[A run of records]
** Begin **
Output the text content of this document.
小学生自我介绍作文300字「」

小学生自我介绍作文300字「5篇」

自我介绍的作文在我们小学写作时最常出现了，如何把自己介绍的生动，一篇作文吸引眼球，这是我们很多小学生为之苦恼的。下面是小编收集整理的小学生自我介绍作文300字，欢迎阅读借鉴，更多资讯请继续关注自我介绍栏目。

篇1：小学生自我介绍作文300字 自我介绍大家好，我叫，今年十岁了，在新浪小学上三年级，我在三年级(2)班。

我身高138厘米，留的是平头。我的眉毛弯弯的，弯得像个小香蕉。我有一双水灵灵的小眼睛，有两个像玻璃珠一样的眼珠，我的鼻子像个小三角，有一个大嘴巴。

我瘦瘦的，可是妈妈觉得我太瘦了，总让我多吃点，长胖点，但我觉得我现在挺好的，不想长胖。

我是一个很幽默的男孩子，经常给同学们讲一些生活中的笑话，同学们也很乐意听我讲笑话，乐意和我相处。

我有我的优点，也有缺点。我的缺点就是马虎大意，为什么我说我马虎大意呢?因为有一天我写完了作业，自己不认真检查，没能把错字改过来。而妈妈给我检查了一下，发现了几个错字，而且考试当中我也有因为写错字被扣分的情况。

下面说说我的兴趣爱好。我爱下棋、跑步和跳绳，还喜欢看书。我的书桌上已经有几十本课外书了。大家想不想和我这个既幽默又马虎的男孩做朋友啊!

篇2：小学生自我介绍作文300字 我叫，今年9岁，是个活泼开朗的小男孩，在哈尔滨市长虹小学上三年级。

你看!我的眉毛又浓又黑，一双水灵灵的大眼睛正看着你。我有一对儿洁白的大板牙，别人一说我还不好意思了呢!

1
** End **
- [Exercise task]: Give all the records again. Match them exactly.

- [Correct output]:
Output the text content of this document.
小学生自我介绍作文300字「」

小学生自我介绍作文300字「5篇」

自我介绍的作文在我们小学写作时最常出现了，如何把自己介绍的生动，一篇作文吸引眼球，这是我们很多小学生为之苦恼的。下面是小编收集整理的小学生自我介绍作文300字，欢迎阅读借鉴，更多资讯请继续关注自我介绍栏目。

篇1：小学生自我介绍作文300字 自我介绍大家好，我叫，今年十岁了，在新浪小学上三年级，我在三年级(2)班。

我身高138厘米，留的是平头。我的眉毛弯弯的，弯得像个小香蕉。我有一双水灵灵的小眼睛，有两个像玻璃珠一样的眼珠，我的鼻子像个小三角，有一个大嘴巴。

我瘦瘦的，可是妈妈觉得我太瘦了，总让我多吃点，长胖点，但我觉得我现在挺好的，不想长胖。

我是一个很幽默的男孩子，经常给同学们讲一些生活中的笑话，同学们也很乐意听我讲笑话，乐意和我相处。

我有我的优点，也有缺点。我的缺点就是马虎大意，为什么我说我马虎大意呢?因为有一天我写完了作业，自己不认真检查，没能把错字改过来。而妈妈给我检查了一下，发现了几个错字，而且考试当中我也有因为写错字被扣分的情况。

下面说说我的兴趣爱好。我爱下棋、跑步和跳绳，还喜欢看书。我的书桌上已经有几十本课外书了。大家想不想和我这个既幽默又马虎的男孩做朋友啊!

篇2：小学生自我介绍作文300字 我叫，今年9岁，是个活泼开朗的小男孩，在哈尔滨市长虹小学上三年级。

你看!我的眉毛又浓又黑，一双水灵灵的大眼睛正看着你。我有一对儿洁白的大板牙，别人一说我还不好意思了呢!

1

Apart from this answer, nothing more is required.